Collection entries:
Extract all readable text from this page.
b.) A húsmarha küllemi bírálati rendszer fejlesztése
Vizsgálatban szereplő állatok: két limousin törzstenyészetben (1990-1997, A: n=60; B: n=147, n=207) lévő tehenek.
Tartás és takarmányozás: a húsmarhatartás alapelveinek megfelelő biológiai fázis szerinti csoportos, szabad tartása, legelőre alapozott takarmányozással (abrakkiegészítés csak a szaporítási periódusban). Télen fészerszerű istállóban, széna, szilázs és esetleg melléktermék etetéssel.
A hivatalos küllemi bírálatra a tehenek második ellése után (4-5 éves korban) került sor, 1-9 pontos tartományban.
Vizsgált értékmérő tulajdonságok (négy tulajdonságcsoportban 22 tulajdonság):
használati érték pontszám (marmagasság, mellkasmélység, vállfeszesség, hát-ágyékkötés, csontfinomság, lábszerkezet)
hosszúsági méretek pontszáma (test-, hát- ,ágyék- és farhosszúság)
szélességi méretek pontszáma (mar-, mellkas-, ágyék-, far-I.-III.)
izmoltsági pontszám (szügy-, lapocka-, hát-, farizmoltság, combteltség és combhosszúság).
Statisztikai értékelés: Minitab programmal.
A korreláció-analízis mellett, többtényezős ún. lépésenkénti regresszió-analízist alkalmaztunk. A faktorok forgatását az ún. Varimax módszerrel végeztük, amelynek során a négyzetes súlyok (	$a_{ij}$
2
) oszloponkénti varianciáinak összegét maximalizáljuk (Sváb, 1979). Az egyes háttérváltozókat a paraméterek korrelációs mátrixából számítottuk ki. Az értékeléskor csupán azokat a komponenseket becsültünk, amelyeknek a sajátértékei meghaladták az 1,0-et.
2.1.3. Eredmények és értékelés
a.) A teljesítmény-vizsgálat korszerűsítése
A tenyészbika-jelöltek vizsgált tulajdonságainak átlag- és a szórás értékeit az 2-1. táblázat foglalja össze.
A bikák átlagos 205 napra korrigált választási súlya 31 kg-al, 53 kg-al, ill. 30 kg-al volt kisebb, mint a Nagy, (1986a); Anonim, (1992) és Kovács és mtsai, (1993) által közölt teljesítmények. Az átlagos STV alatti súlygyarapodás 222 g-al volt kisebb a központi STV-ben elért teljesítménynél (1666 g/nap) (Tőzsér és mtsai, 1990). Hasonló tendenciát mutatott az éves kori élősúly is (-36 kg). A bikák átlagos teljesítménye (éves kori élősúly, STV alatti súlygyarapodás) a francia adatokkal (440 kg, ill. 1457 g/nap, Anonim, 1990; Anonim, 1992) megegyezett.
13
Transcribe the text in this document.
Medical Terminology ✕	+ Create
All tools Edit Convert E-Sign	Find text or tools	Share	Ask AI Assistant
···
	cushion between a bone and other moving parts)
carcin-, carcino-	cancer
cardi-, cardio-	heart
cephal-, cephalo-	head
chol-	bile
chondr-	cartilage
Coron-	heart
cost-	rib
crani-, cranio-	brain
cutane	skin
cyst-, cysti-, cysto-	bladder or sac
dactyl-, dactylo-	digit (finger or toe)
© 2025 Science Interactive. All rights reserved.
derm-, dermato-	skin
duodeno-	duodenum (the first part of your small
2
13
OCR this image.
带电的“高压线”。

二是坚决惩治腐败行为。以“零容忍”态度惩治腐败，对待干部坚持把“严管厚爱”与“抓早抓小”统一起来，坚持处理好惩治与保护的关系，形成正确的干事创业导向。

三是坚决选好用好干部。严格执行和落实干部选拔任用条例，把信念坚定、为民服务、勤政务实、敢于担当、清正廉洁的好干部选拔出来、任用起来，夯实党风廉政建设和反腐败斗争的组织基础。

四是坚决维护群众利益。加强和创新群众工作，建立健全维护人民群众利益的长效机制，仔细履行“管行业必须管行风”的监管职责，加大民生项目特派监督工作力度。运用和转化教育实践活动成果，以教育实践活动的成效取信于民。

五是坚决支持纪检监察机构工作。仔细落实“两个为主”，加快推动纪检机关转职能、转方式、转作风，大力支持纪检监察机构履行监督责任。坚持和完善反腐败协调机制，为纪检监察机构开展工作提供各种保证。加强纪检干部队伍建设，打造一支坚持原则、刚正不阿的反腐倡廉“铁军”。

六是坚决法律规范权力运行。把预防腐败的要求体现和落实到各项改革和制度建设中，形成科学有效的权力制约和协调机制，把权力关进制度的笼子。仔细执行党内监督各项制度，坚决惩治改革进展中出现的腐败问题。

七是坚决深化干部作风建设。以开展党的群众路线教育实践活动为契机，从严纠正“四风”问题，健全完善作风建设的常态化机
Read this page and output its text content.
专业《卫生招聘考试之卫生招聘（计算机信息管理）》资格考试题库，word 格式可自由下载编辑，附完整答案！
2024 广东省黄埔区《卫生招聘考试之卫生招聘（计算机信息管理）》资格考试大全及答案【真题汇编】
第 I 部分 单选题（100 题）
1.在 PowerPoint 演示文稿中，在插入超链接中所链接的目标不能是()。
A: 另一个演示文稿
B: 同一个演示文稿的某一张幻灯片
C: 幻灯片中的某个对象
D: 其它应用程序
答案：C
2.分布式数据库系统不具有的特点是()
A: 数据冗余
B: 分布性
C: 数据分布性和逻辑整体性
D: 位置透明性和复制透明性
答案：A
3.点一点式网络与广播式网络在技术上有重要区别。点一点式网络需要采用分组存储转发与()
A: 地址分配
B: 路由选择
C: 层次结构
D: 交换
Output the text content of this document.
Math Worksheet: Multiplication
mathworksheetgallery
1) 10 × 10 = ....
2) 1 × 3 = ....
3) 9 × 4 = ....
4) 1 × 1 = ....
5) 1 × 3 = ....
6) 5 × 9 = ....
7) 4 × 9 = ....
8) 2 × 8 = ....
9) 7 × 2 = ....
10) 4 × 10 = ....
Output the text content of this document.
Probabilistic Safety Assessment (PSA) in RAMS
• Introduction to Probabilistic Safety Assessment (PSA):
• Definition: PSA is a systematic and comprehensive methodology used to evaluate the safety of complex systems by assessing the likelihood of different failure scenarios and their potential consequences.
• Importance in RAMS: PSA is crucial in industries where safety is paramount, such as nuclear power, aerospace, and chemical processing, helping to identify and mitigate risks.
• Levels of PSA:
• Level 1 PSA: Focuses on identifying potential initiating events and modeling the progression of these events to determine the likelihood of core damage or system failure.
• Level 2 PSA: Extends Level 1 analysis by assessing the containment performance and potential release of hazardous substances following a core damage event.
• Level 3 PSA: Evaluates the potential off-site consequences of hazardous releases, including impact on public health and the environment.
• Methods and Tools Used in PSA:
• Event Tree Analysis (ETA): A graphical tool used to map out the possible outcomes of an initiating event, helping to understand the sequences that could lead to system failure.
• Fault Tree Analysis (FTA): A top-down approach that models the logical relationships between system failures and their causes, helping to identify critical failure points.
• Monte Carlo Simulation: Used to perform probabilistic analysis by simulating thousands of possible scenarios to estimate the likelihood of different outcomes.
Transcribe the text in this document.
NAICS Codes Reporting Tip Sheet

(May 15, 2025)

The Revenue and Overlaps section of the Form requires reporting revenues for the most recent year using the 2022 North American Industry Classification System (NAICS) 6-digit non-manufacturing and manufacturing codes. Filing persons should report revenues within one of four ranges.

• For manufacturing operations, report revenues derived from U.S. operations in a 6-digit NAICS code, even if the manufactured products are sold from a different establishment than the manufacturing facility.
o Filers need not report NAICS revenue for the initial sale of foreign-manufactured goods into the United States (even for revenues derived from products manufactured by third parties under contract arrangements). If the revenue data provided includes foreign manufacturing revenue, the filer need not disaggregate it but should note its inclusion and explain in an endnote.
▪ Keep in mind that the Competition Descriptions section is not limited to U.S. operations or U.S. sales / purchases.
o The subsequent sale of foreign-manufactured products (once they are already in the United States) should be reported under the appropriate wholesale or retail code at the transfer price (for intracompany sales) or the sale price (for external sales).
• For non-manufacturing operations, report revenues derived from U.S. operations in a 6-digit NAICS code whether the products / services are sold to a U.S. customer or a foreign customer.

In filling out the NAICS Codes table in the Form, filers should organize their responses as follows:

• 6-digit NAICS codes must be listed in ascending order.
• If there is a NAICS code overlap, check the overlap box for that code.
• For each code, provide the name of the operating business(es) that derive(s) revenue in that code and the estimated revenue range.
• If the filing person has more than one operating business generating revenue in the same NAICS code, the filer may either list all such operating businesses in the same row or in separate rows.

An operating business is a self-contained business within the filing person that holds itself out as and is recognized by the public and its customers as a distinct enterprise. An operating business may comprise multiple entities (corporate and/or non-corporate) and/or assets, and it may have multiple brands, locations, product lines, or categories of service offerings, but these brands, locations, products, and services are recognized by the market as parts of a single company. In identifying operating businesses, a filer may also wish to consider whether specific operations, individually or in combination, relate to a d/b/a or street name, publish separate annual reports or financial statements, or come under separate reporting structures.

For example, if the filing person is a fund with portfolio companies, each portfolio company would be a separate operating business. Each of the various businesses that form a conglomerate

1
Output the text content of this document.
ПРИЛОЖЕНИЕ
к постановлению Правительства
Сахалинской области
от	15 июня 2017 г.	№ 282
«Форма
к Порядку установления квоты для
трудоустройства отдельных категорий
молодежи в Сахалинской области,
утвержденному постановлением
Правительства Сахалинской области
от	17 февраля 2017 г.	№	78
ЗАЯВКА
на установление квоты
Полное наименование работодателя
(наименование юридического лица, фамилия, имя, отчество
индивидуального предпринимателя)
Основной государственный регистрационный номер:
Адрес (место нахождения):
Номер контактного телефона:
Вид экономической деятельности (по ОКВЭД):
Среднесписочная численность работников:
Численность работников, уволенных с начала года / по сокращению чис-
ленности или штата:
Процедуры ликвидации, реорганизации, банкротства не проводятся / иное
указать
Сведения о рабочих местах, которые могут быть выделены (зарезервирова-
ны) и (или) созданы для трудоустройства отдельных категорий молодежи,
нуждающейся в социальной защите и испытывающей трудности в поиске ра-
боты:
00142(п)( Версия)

Instruction: From the listing above, copy all lines holding the word "трудоустройства".

Exercise result:
трудоустройства отдельных категорий
ны) и (или) созданы для трудоустройства отдельных категорий молодежи,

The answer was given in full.